- _WHAT TO PRODUCE_
Wherever the string "ГОССТРОЯ" appears in the listing, copy that line.
-- start MATERIAL FOR THE TASK --
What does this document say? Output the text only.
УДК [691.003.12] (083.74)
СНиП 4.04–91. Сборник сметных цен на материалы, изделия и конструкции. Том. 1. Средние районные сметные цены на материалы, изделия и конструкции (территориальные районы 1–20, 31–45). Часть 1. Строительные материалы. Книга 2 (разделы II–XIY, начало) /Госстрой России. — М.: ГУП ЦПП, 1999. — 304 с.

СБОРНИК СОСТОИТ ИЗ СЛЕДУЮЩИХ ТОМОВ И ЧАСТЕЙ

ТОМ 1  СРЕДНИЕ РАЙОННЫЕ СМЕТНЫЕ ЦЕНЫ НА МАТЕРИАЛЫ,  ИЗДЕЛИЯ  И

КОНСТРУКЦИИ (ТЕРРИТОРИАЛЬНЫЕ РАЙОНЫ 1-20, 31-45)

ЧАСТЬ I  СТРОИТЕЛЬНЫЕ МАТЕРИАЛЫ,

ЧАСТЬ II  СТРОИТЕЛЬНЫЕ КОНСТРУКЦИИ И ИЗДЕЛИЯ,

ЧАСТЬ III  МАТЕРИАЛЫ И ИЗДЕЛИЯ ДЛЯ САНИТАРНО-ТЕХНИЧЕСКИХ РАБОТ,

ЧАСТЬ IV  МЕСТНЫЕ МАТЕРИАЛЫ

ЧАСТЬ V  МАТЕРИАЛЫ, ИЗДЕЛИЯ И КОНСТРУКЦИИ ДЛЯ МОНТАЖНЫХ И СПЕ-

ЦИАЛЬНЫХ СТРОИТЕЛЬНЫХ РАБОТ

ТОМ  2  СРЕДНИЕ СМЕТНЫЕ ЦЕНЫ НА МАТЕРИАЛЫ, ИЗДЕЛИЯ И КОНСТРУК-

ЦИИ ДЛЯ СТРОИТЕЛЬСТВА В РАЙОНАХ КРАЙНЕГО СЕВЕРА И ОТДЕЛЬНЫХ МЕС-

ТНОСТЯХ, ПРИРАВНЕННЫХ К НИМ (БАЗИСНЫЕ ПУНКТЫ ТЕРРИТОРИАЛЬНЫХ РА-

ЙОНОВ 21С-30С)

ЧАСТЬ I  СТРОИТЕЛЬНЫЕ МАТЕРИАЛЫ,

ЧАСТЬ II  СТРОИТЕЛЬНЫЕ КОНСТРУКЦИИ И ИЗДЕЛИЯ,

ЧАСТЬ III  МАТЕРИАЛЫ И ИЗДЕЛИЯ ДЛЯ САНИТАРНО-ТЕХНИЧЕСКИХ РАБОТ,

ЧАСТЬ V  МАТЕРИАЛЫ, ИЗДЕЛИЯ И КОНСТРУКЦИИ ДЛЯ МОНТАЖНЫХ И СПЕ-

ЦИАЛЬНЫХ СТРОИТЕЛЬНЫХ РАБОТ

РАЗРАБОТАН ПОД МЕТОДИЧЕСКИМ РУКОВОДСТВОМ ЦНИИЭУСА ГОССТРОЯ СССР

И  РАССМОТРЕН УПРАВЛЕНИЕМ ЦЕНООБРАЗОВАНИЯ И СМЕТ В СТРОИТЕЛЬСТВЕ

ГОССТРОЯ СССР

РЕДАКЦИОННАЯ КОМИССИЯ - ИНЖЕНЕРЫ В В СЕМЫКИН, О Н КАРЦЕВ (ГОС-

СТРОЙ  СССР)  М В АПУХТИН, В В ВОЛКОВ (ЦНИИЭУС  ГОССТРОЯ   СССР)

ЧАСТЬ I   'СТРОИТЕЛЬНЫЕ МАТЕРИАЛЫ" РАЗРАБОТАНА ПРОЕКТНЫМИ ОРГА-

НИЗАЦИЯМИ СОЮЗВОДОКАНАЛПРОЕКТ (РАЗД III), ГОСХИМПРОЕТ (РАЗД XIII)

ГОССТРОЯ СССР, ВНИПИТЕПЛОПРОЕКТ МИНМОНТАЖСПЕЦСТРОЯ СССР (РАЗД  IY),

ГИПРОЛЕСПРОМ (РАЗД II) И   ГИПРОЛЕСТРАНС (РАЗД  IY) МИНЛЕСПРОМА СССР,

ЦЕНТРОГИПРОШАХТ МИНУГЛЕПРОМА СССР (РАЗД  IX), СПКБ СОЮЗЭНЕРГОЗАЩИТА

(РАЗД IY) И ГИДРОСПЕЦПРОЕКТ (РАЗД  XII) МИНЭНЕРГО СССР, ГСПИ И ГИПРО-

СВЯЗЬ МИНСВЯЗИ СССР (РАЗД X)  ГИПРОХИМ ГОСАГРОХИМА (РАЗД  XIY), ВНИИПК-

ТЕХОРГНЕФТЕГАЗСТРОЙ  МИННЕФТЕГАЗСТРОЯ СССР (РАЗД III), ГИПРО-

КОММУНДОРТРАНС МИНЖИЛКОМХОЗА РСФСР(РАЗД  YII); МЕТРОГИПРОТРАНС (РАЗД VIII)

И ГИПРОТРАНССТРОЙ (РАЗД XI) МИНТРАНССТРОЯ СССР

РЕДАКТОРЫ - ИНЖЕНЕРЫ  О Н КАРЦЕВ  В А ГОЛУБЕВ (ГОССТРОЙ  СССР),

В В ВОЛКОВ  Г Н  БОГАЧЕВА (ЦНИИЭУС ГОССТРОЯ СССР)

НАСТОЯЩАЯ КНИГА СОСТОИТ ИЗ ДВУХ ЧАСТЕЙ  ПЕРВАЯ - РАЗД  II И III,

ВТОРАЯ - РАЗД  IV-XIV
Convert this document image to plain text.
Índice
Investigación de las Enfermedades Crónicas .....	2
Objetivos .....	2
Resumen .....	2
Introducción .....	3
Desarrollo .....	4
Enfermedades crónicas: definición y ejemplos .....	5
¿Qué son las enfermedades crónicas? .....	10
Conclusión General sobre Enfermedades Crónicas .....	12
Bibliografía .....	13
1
-- end MATERIAL FOR THE TASK --
- _WORKED SOLUTION_
РАЗРАБОТАН ПОД МЕТОДИЧЕСКИМ РУКОВОДСТВОМ ЦНИИЭУСА ГОССТРОЯ СССР
ГОССТРОЯ СССР
СТРОЙ  СССР)  М В АПУХТИН, В В ВОЛКОВ (ЦНИИЭУС  ГОССТРОЯ   СССР)
ГОССТРОЯ СССР, ВНИПИТЕПЛОПРОЕКТ МИНМОНТАЖСПЕЦСТРОЯ СССР (РАЗД  IY),
В В ВОЛКОВ  Г Н  БОГАЧЕВА (ЦНИИЭУС ГОССТРОЯ СССР)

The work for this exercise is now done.